Transcribe the entries below exactly.
• • •
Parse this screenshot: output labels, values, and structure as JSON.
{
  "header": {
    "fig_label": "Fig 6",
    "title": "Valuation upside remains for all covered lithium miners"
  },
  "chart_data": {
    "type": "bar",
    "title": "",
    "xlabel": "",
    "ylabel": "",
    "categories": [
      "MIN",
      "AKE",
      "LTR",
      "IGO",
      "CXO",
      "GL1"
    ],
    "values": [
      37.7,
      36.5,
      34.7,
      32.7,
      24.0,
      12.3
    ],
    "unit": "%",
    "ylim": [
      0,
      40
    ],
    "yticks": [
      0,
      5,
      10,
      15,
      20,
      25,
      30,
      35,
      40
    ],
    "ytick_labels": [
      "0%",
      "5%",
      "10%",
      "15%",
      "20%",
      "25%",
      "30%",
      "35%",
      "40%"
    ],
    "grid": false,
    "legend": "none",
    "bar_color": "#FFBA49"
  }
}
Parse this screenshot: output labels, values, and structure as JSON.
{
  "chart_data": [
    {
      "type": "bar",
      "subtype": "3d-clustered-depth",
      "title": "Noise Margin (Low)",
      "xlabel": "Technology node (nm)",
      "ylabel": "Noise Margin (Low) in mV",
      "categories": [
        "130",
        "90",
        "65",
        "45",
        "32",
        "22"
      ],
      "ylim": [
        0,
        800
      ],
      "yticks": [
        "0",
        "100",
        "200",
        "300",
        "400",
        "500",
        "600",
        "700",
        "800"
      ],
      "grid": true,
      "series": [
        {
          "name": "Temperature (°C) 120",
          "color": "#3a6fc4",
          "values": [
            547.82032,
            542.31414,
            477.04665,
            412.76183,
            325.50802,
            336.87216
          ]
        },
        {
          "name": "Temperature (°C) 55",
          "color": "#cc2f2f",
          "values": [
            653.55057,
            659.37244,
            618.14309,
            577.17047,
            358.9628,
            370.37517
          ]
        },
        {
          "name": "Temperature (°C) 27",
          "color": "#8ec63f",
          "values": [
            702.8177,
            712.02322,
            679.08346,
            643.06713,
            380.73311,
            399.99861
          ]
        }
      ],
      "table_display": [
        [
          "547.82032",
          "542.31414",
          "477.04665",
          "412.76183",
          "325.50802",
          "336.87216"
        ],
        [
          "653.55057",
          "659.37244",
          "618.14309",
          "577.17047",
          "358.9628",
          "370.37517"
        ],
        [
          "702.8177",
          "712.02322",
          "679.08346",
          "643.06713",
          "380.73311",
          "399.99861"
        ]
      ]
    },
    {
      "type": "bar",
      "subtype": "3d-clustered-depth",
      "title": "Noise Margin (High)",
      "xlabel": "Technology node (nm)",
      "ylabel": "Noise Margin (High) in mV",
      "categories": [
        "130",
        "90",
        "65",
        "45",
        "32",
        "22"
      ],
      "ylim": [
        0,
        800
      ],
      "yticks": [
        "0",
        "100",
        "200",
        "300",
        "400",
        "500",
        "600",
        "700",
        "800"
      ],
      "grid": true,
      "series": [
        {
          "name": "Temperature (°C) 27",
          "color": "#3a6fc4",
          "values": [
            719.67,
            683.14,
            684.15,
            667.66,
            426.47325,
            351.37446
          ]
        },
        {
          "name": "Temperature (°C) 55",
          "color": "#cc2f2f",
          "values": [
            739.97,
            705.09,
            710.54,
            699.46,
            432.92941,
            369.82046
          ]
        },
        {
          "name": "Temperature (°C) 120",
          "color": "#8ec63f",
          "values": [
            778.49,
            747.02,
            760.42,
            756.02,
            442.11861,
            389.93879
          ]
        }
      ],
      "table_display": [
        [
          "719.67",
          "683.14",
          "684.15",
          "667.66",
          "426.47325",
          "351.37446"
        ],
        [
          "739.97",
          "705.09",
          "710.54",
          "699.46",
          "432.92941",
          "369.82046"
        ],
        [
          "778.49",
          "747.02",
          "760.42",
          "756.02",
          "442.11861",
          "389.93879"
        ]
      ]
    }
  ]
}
• • •
→ The result
Parse this screenshot: output labels, values, and structure as JSON.
{
  "header": {
    "fig_label": "Fig 6",
    "title": "Valuation upside remains for all covered lithium miners"
  },
  "chart_data": {
    "type": "bar",
    "title": "",
    "xlabel": "",
    "ylabel": "",
    "categories": [
      "MIN",
      "AKE",
      "LTR",
      "IGO",
      "CXO",
      "GL1"
    ],
    "values": [
      37.7,
      36.5,
      34.7,
      32.7,
      24.0,
      12.3
    ],
    "unit": "%",
    "ylim": [
      0,
      40
    ],
    "yticks": [
      0,
      5,
      10,
      15,
      20,
      25,
      30,
      35,
      40
    ],
    "ytick_labels": [
      "0%",
      "5%",
      "10%",
      "15%",
      "20%",
      "25%",
      "30%",
      "35%",
      "40%"
    ],
    "grid": false,
    "legend": "none",
    "bar_color": "#FFBA49"
  }
}
Parse this screenshot: output labels, values, and structure as JSON.
{
  "chart_data": [
    {
      "type": "bar",
      "subtype": "3d-clustered-depth",
      "title": "Noise Margin (Low)",
      "xlabel": "Technology node (nm)",
      "ylabel": "Noise Margin (Low) in mV",
      "categories": [
        "130",
        "90",
        "65",
        "45",
        "32",
        "22"
      ],
      "ylim": [
        0,
        800
      ],
      "yticks": [
        "0",
        "100",
        "200",
        "300",
        "400",
        "500",
        "600",
        "700",
        "800"
      ],
      "grid": true,
      "series": [
        {
          "name": "Temperature (°C) 120",
          "color": "#3a6fc4",
          "values": [
            547.82032,
            542.31414,
            477.04665,
            412.76183,
            325.50802,
            336.87216
          ]
        },
        {
          "name": "Temperature (°C) 55",
          "color": "#cc2f2f",
          "values": [
            653.55057,
            659.37244,
            618.14309,
            577.17047,
            358.9628,
            370.37517
          ]
        },
        {
          "name": "Temperature (°C) 27",
          "color": "#8ec63f",
          "values": [
            702.8177,
            712.02322,
            679.08346,
            643.06713,
            380.73311,
            399.99861
          ]
        }
      ],
      "table_display": [
        [
          "547.82032",
          "542.31414",
          "477.04665",
          "412.76183",
          "325.50802",
          "336.87216"
        ],
        [
          "653.55057",
          "659.37244",
          "618.14309",
          "577.17047",
          "358.9628",
          "370.37517"
        ],
        [
          "702.8177",
          "712.02322",
          "679.08346",
          "643.06713",
          "380.73311",
          "399.99861"
        ]
      ]
    },
    {
      "type": "bar",
      "subtype": "3d-clustered-depth",
      "title": "Noise Margin (High)",
      "xlabel": "Technology node (nm)",
      "ylabel": "Noise Margin (High) in mV",
      "categories": [
        "130",
        "90",
        "65",
        "45",
        "32",
        "22"
      ],
      "ylim": [
        0,
        800
      ],
      "yticks": [
        "0",
        "100",
        "200",
        "300",
        "400",
        "500",
        "600",
        "700",
        "800"
      ],
      "grid": true,
      "series": [
        {
          "name": "Temperature (°C) 27",
          "color": "#3a6fc4",
          "values": [
            719.67,
            683.14,
            684.15,
            667.66,
            426.47325,
            351.37446
          ]
        },
        {
          "name": "Temperature (°C) 55",
          "color": "#cc2f2f",
          "values": [
            739.97,
            705.09,
            710.54,
            699.46,
            432.92941,
            369.82046
          ]
        },
        {
          "name": "Temperature (°C) 120",
          "color": "#8ec63f",
          "values": [
            778.49,
            747.02,
            760.42,
            756.02,
            442.11861,
            389.93879
          ]
        }
      ],
      "table_display": [
        [
          "719.67",
          "683.14",
          "684.15",
          "667.66",
          "426.47325",
          "351.37446"
        ],
        [
          "739.97",
          "705.09",
          "710.54",
          "699.46",
          "432.92941",
          "369.82046"
        ],
        [
          "778.49",
          "747.02",
          "760.42",
          "756.02",
          "442.11861",
          "389.93879"
        ]
      ]
    }
  ]
}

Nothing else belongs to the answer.